• _Task material_:
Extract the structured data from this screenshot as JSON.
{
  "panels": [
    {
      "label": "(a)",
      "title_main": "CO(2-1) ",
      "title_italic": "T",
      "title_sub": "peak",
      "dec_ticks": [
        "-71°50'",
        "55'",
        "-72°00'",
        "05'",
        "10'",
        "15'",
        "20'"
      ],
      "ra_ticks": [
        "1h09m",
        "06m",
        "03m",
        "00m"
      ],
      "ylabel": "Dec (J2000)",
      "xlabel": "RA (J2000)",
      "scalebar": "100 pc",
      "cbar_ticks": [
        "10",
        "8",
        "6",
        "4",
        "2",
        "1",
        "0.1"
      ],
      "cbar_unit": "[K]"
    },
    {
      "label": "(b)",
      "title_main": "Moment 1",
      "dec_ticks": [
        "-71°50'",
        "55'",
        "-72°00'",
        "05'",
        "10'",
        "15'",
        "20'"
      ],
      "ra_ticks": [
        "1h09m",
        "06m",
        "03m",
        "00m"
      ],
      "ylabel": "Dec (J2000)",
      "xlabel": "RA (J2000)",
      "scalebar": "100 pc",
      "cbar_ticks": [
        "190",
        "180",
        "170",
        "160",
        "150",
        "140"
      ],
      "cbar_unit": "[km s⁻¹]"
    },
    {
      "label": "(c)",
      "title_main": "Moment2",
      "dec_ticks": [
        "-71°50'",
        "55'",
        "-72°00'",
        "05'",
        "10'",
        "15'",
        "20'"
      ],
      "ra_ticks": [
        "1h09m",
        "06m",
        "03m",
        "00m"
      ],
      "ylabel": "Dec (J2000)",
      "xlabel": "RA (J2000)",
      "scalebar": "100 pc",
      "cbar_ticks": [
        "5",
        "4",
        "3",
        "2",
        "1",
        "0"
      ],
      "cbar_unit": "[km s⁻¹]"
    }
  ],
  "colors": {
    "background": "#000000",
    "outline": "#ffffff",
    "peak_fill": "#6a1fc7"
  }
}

• _Prompt_: Recopy the entries above exactly, with every line included.

• _Output of the exercise_:
Extract the structured data from this screenshot as JSON.
{
  "panels": [
    {
      "label": "(a)",
      "title_main": "CO(2-1) ",
      "title_italic": "T",
      "title_sub": "peak",
      "dec_ticks": [
        "-71°50'",
        "55'",
        "-72°00'",
        "05'",
        "10'",
        "15'",
        "20'"
      ],
      "ra_ticks": [
        "1h09m",
        "06m",
        "03m",
        "00m"
      ],
      "ylabel": "Dec (J2000)",
      "xlabel": "RA (J2000)",
      "scalebar": "100 pc",
      "cbar_ticks": [
        "10",
        "8",
        "6",
        "4",
        "2",
        "1",
        "0.1"
      ],
      "cbar_unit": "[K]"
    },
    {
      "label": "(b)",
      "title_main": "Moment 1",
      "dec_ticks": [
        "-71°50'",
        "55'",
        "-72°00'",
        "05'",
        "10'",
        "15'",
        "20'"
      ],
      "ra_ticks": [
        "1h09m",
        "06m",
        "03m",
        "00m"
      ],
      "ylabel": "Dec (J2000)",
      "xlabel": "RA (J2000)",
      "scalebar": "100 pc",
      "cbar_ticks": [
        "190",
        "180",
        "170",
        "160",
        "150",
        "140"
      ],
      "cbar_unit": "[km s⁻¹]"
    },
    {
      "label": "(c)",
      "title_main": "Moment2",
      "dec_ticks": [
        "-71°50'",
        "55'",
        "-72°00'",
        "05'",
        "10'",
        "15'",
        "20'"
      ],
      "ra_ticks": [
        "1h09m",
        "06m",
        "03m",
        "00m"
      ],
      "ylabel": "Dec (J2000)",
      "xlabel": "RA (J2000)",
      "scalebar": "100 pc",
      "cbar_ticks": [
        "5",
        "4",
        "3",
        "2",
        "1",
        "0"
      ],
      "cbar_unit": "[km s⁻¹]"
    }
  ],
  "colors": {
    "background": "#000000",
    "outline": "#ffffff",
    "peak_fill": "#6a1fc7"
  }
}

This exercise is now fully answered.